● Instruction
Your task is to repeat the entries exactly. Leave the pictures out.
>>
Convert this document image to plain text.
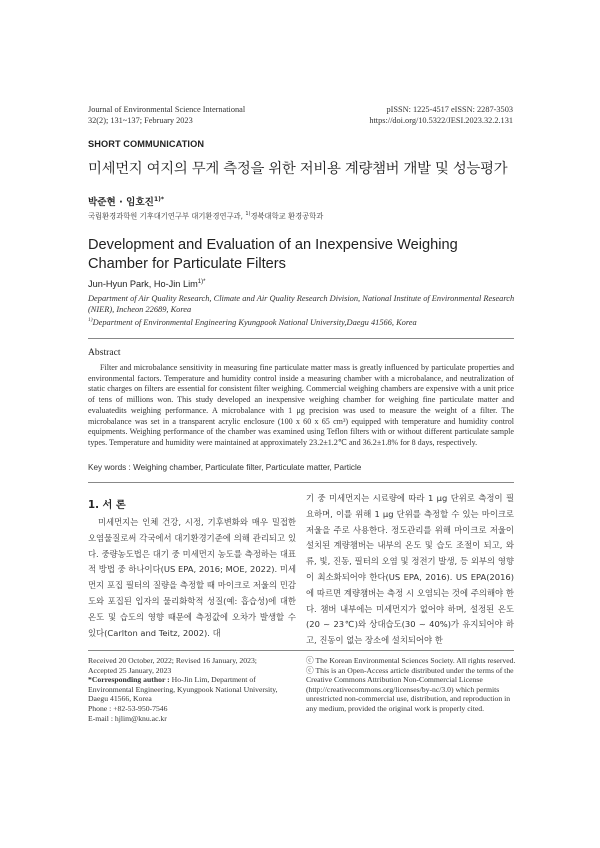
Journal of Environmental Science International
32(2); 131~137; February 2023
pISSN: 1225-4517 eISSN: 2287-3503
https://doi.org/10.5322/JESI.2023.32.2.131
SHORT COMMUNICATION
미세먼지 여지의 무게 측정을 위한 저비용 계량챔버 개발 및 성능평가
박준현 · 임호진$^{1)*}$
국립환경과학원 기후대기연구부 대기환경연구과, $^{1)}$경북대학교 환경공학과
Development and Evaluation of an Inexpensive Weighing Chamber for Particulate Filters
Jun-Hyun Park, Ho-Jin Lim$^{1)*}$
Department of Air Quality Research, Climate and Air Quality Research Division, National Institute of Environmental Research (NIER), Incheon 22689, Korea
$^{1)}$Department of Environmental Engineering Kyungpook National University,Daegu 41566, Korea
Abstract
Filter and microbalance sensitivity in measuring fine particulate matter mass is greatly influenced by particulate properties and environmental factors. Temperature and humidity control inside a measuring chamber with a microbalance, and neutralization of static charges on filters are essential for consistent filter weighing. Commercial weighing chambers are expensive with a unit price of tens of millions won. This study developed an inexpensive weighing chamber for weighing fine particulate matter and evaluatedits weighing performance. A microbalance with 1 μg precision was used to measure the weight of a filter. The microbalance was set in a transparent acrylic enclosure (100 x 60 x 65 cm³) equipped with temperature and humidity control equipments. Weighing performance of the chamber was examined using Teflon filters with or without different particulate sample types. Temperature and humidity were maintained at approximately 23.2±1.2℃ and 36.2±1.8% for 8 days, respectively.
Key words : Weighing chamber, Particulate filter, Particulate matter, Particle
1. 서 론
미세먼지는 인체 건강, 시정, 기후변화와 매우 밀접한 오염물질로써 각국에서 대기환경기준에 의해 관리되고 있다. 중량농도법은 대기 중 미세먼지 농도를 측정하는 대표적 방법 중 하나이다(US EPA, 2016; MOE, 2022). 미세먼지 포집 필터의 질량을 측정할 때 마이크로 저울의 민감도와 포집된 입자의 물리화학적 성질(예: 흡습성)에 대한 온도 및 습도의 영향 때문에 측정값에 오차가 발생할 수 있다(Carlton and Teitz, 2002). 대
기 중 미세먼지는 시료량에 따라 1 μg 단위로 측정이 필요하며, 이를 위해 1 μg 단위를 측정할 수 있는 마이크로 저울을 주로 사용한다. 정도관리를 위해 마이크로 저울이 설치된 계량챔버는 내부의 온도 및 습도 조절이 되고, 와류, 빛, 진동, 필터의 오염 및 정전기 발생, 등 외부의 영향이 최소화되어야 한다(US EPA, 2016). US EPA(2016)에 따르면 계량챔버는 측정 시 오염되는 것에 주의해야 한다. 챔버 내부에는 미세먼지가 없어야 하며, 설정된 온도(20 ~ 23℃)와 상대습도(30 ~ 40%)가 유지되어야 하고, 진동이 없는 장소에 설치되어야 한
Received 20 October, 2022; Revised 16 January, 2023;
Accepted 25 January, 2023
*Corresponding author : Ho-Jin Lim, Department of Environmental Engineering, Kyungpook National University, Daegu 41566, Korea
Phone : +82-53-950-7546
E-mail : hjlim@knu.ac.kr
ⓒ The Korean Environmental Sciences Society. All rights reserved.
ⓒ This is an Open-Access article distributed under the terms of the Creative Commons Attribution Non-Commercial License (http://creativecommons.org/licenses/by-nc/3.0) which permits unrestricted non-commercial use, distribution, and reproduction in any medium, provided the original work is properly cited.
<<
● Written answer
Convert this document image to plain text.
Journal of Environmental Science International
32(2); 131~137; February 2023
pISSN: 1225-4517 eISSN: 2287-3503
https://doi.org/10.5322/JESI.2023.32.2.131
SHORT COMMUNICATION
미세먼지 여지의 무게 측정을 위한 저비용 계량챔버 개발 및 성능평가
박준현 · 임호진$^{1)*}$
국립환경과학원 기후대기연구부 대기환경연구과, $^{1)}$경북대학교 환경공학과
Development and Evaluation of an Inexpensive Weighing Chamber for Particulate Filters
Jun-Hyun Park, Ho-Jin Lim$^{1)*}$
Department of Air Quality Research, Climate and Air Quality Research Division, National Institute of Environmental Research (NIER), Incheon 22689, Korea
$^{1)}$Department of Environmental Engineering Kyungpook National University,Daegu 41566, Korea
Abstract
Filter and microbalance sensitivity in measuring fine particulate matter mass is greatly influenced by particulate properties and environmental factors. Temperature and humidity control inside a measuring chamber with a microbalance, and neutralization of static charges on filters are essential for consistent filter weighing. Commercial weighing chambers are expensive with a unit price of tens of millions won. This study developed an inexpensive weighing chamber for weighing fine particulate matter and evaluatedits weighing performance. A microbalance with 1 μg precision was used to measure the weight of a filter. The microbalance was set in a transparent acrylic enclosure (100 x 60 x 65 cm³) equipped with temperature and humidity control equipments. Weighing performance of the chamber was examined using Teflon filters with or without different particulate sample types. Temperature and humidity were maintained at approximately 23.2±1.2℃ and 36.2±1.8% for 8 days, respectively.
Key words : Weighing chamber, Particulate filter, Particulate matter, Particle
1. 서 론
미세먼지는 인체 건강, 시정, 기후변화와 매우 밀접한 오염물질로써 각국에서 대기환경기준에 의해 관리되고 있다. 중량농도법은 대기 중 미세먼지 농도를 측정하는 대표적 방법 중 하나이다(US EPA, 2016; MOE, 2022). 미세먼지 포집 필터의 질량을 측정할 때 마이크로 저울의 민감도와 포집된 입자의 물리화학적 성질(예: 흡습성)에 대한 온도 및 습도의 영향 때문에 측정값에 오차가 발생할 수 있다(Carlton and Teitz, 2002). 대
기 중 미세먼지는 시료량에 따라 1 μg 단위로 측정이 필요하며, 이를 위해 1 μg 단위를 측정할 수 있는 마이크로 저울을 주로 사용한다. 정도관리를 위해 마이크로 저울이 설치된 계량챔버는 내부의 온도 및 습도 조절이 되고, 와류, 빛, 진동, 필터의 오염 및 정전기 발생, 등 외부의 영향이 최소화되어야 한다(US EPA, 2016). US EPA(2016)에 따르면 계량챔버는 측정 시 오염되는 것에 주의해야 한다. 챔버 내부에는 미세먼지가 없어야 하며, 설정된 온도(20 ~ 23℃)와 상대습도(30 ~ 40%)가 유지되어야 하고, 진동이 없는 장소에 설치되어야 한
Received 20 October, 2022; Revised 16 January, 2023;
Accepted 25 January, 2023
*Corresponding author : Ho-Jin Lim, Department of Environmental Engineering, Kyungpook National University, Daegu 41566, Korea
Phone : +82-53-950-7546
E-mail : hjlim@knu.ac.kr
ⓒ The Korean Environmental Sciences Society. All rights reserved.
ⓒ This is an Open-Access article distributed under the terms of the Creative Commons Attribution Non-Commercial License (http://creativecommons.org/licenses/by-nc/3.0) which permits unrestricted non-commercial use, distribution, and reproduction in any medium, provided the original work is properly cited.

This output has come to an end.